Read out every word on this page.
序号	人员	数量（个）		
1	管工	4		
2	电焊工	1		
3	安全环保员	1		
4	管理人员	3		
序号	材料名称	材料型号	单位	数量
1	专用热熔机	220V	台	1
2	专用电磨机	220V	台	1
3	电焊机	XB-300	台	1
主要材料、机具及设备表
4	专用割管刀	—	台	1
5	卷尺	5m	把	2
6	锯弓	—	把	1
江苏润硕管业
═══
The records above should be repeated in full, exactly as given.

Read out every word on this page.
序号	人员	数量（个）		
1	管工	4		
2	电焊工	1		
3	安全环保员	1		
4	管理人员	3		
序号	材料名称	材料型号	单位	数量
1	专用热熔机	220V	台	1
2	专用电磨机	220V	台	1
3	电焊机	XB-300	台	1
主要材料、机具及设备表
4	专用割管刀	—	台	1
5	卷尺	5m	把	2
6	锯弓	—	把	1
江苏润硕管业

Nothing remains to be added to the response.